--- Start ---

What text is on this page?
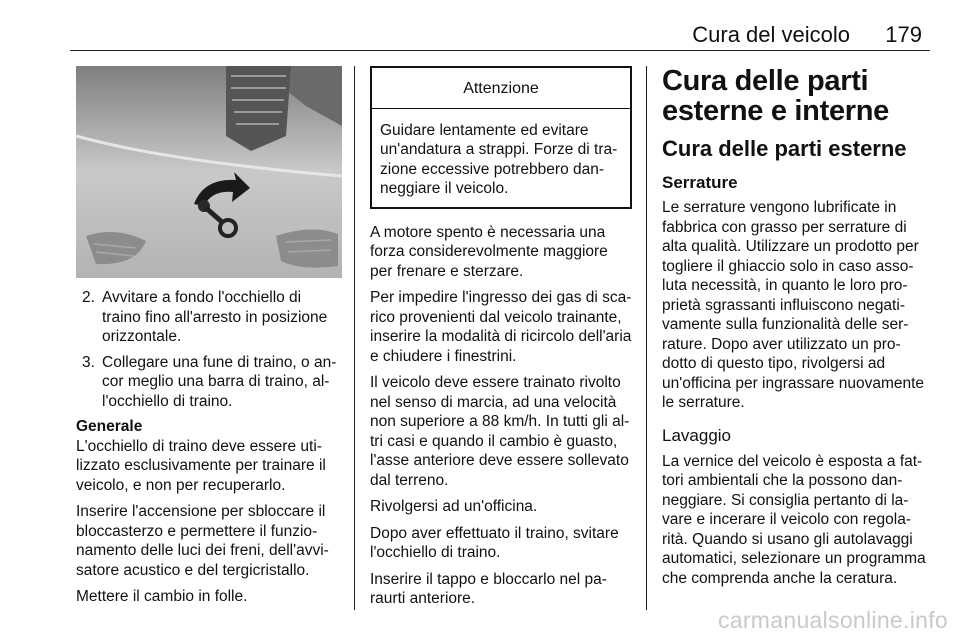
Cura del veicolo 179
2. Avvitare a fondo l'occhiello di traino fino all'arresto in posizione orizzontale.
3. Collegare una fune di traino, o ancor meglio una barra di traino, all'occhiello di traino.

Generale

L'occhiello di traino deve essere utilizzato esclusivamente per trainare il veicolo, e non per recuperarlo.

Inserire l'accensione per sbloccare il bloccasterzo e permettere il funzionamento delle luci dei freni, dell'avvisatore acustico e del tergicristallo.

Mettere il cambio in folle.

Attenzione
Guidare lentamente ed evitare un'andatura a strappi. Forze di trazione eccessive potrebbero danneggiare il veicolo.

A motore spento è necessaria una forza considerevolmente maggiore per frenare e sterzare.

Per impedire l'ingresso dei gas di scarico provenienti dal veicolo trainante, inserire la modalità di ricircolo dell'aria e chiudere i finestrini.

Il veicolo deve essere trainato rivolto nel senso di marcia, ad una velocità non superiore a 88 km/h. In tutti gli altri casi e quando il cambio è guasto, l'asse anteriore deve essere sollevato dal terreno.

Rivolgersi ad un'officina.

Dopo aver effettuato il traino, svitare l'occhiello di traino.

Inserire il tappo e bloccarlo nel paraurti anteriore.

Cura delle parti esterne e interne
Cura delle parti esterne
Serrature

Le serrature vengono lubrificate in fabbrica con grasso per serrature di alta qualità. Utilizzare un prodotto per togliere il ghiaccio solo in caso assoluta necessità, in quanto le loro proprietà sgrassanti influiscono negativamente sulla funzionalità delle serrature. Dopo aver utilizzato un prodotto di questo tipo, rivolgersi ad un'officina per ingrassare nuovamente le serrature.

Lavaggio

La vernice del veicolo è esposta a fattori ambientali che la possono danneggiare. Si consiglia pertanto di lavare e incerare il veicolo con regolarità. Quando si usano gli autolavaggi automatici, selezionare un programma che comprenda anche la ceratura.

carmanualsonline.info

--- End ---

» AIM OF THE TASK
Verbatim reproduction of every record is required; images are left out.

» SOLVED EXERCISE
What text is on this page?
Cura del veicolo 179
2. Avvitare a fondo l'occhiello di traino fino all'arresto in posizione orizzontale.
3. Collegare una fune di traino, o ancor meglio una barra di traino, all'occhiello di traino.

Generale

L'occhiello di traino deve essere utilizzato esclusivamente per trainare il veicolo, e non per recuperarlo.

Inserire l'accensione per sbloccare il bloccasterzo e permettere il funzionamento delle luci dei freni, dell'avvisatore acustico e del tergicristallo.

Mettere il cambio in folle.

Attenzione
Guidare lentamente ed evitare un'andatura a strappi. Forze di trazione eccessive potrebbero danneggiare il veicolo.

A motore spento è necessaria una forza considerevolmente maggiore per frenare e sterzare.

Per impedire l'ingresso dei gas di scarico provenienti dal veicolo trainante, inserire la modalità di ricircolo dell'aria e chiudere i finestrini.

Il veicolo deve essere trainato rivolto nel senso di marcia, ad una velocità non superiore a 88 km/h. In tutti gli altri casi e quando il cambio è guasto, l'asse anteriore deve essere sollevato dal terreno.

Rivolgersi ad un'officina.

Dopo aver effettuato il traino, svitare l'occhiello di traino.

Inserire il tappo e bloccarlo nel paraurti anteriore.

Cura delle parti esterne e interne
Cura delle parti esterne
Serrature

Le serrature vengono lubrificate in fabbrica con grasso per serrature di alta qualità. Utilizzare un prodotto per togliere il ghiaccio solo in caso assoluta necessità, in quanto le loro proprietà sgrassanti influiscono negativamente sulla funzionalità delle serrature. Dopo aver utilizzato un prodotto di questo tipo, rivolgersi ad un'officina per ingrassare nuovamente le serrature.

Lavaggio

La vernice del veicolo è esposta a fattori ambientali che la possono danneggiare. Si consiglia pertanto di lavare e incerare il veicolo con regolarità. Quando si usano gli autolavaggi automatici, selezionare un programma che comprenda anche la ceratura.

carmanualsonline.info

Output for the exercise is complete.